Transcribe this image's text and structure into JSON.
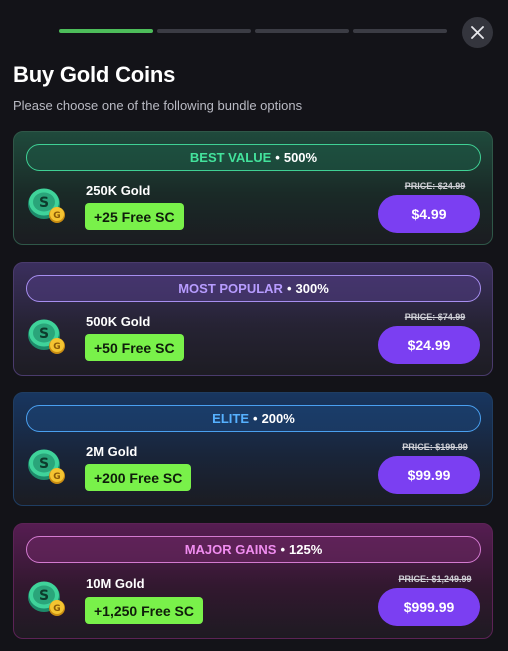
{
  "header": {
    "title": "Buy Gold Coins",
    "subtitle": "Please choose one of the following bundle options",
    "progress_steps": 4,
    "progress_active": 1,
    "close_icon": "close-icon"
  },
  "colors": {
    "accent_purple": "#7b3ff2",
    "bonus_green": "#79f14a",
    "progress_active": "#4dbd5a"
  },
  "bundles": [
    {
      "tag": "BEST VALUE",
      "dot": "•",
      "percent": "500%",
      "amount": "250K Gold",
      "bonus": "+25 Free SC",
      "old_price": "PRICE: $24.99",
      "price": "$4.99",
      "theme": "green",
      "icon": "coin-icon"
    },
    {
      "tag": "MOST POPULAR",
      "dot": "•",
      "percent": "300%",
      "amount": "500K Gold",
      "bonus": "+50 Free SC",
      "old_price": "PRICE: $74.99",
      "price": "$24.99",
      "theme": "purple",
      "icon": "coin-icon"
    },
    {
      "tag": "ELITE",
      "dot": "•",
      "percent": "200%",
      "amount": "2M Gold",
      "bonus": "+200 Free SC",
      "old_price": "PRICE: $199.99",
      "price": "$99.99",
      "theme": "blue",
      "icon": "coin-icon"
    },
    {
      "tag": "MAJOR GAINS",
      "dot": "•",
      "percent": "125%",
      "amount": "10M Gold",
      "bonus": "+1,250 Free SC",
      "old_price": "PRICE: $1,249.99",
      "price": "$999.99",
      "theme": "magenta",
      "icon": "coin-icon"
    }
  ]
}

**Stated exercise:**
Except for the pictures, copy the material above exactly.

**Solution to this problem:**
Transcribe this image's text and structure into JSON.
{
  "header": {
    "title": "Buy Gold Coins",
    "subtitle": "Please choose one of the following bundle options",
    "progress_steps": 4,
    "progress_active": 1,
    "close_icon": "close-icon"
  },
  "colors": {
    "accent_purple": "#7b3ff2",
    "bonus_green": "#79f14a",
    "progress_active": "#4dbd5a"
  },
  "bundles": [
    {
      "tag": "BEST VALUE",
      "dot": "•",
      "percent": "500%",
      "amount": "250K Gold",
      "bonus": "+25 Free SC",
      "old_price": "PRICE: $24.99",
      "price": "$4.99",
      "theme": "green",
      "icon": "coin-icon"
    },
    {
      "tag": "MOST POPULAR",
      "dot": "•",
      "percent": "300%",
      "amount": "500K Gold",
      "bonus": "+50 Free SC",
      "old_price": "PRICE: $74.99",
      "price": "$24.99",
      "theme": "purple",
      "icon": "coin-icon"
    },
    {
      "tag": "ELITE",
      "dot": "•",
      "percent": "200%",
      "amount": "2M Gold",
      "bonus": "+200 Free SC",
      "old_price": "PRICE: $199.99",
      "price": "$99.99",
      "theme": "blue",
      "icon": "coin-icon"
    },
    {
      "tag": "MAJOR GAINS",
      "dot": "•",
      "percent": "125%",
      "amount": "10M Gold",
      "bonus": "+1,250 Free SC",
      "old_price": "PRICE: $1,249.99",
      "price": "$999.99",
      "theme": "magenta",
      "icon": "coin-icon"
    }
  ]
}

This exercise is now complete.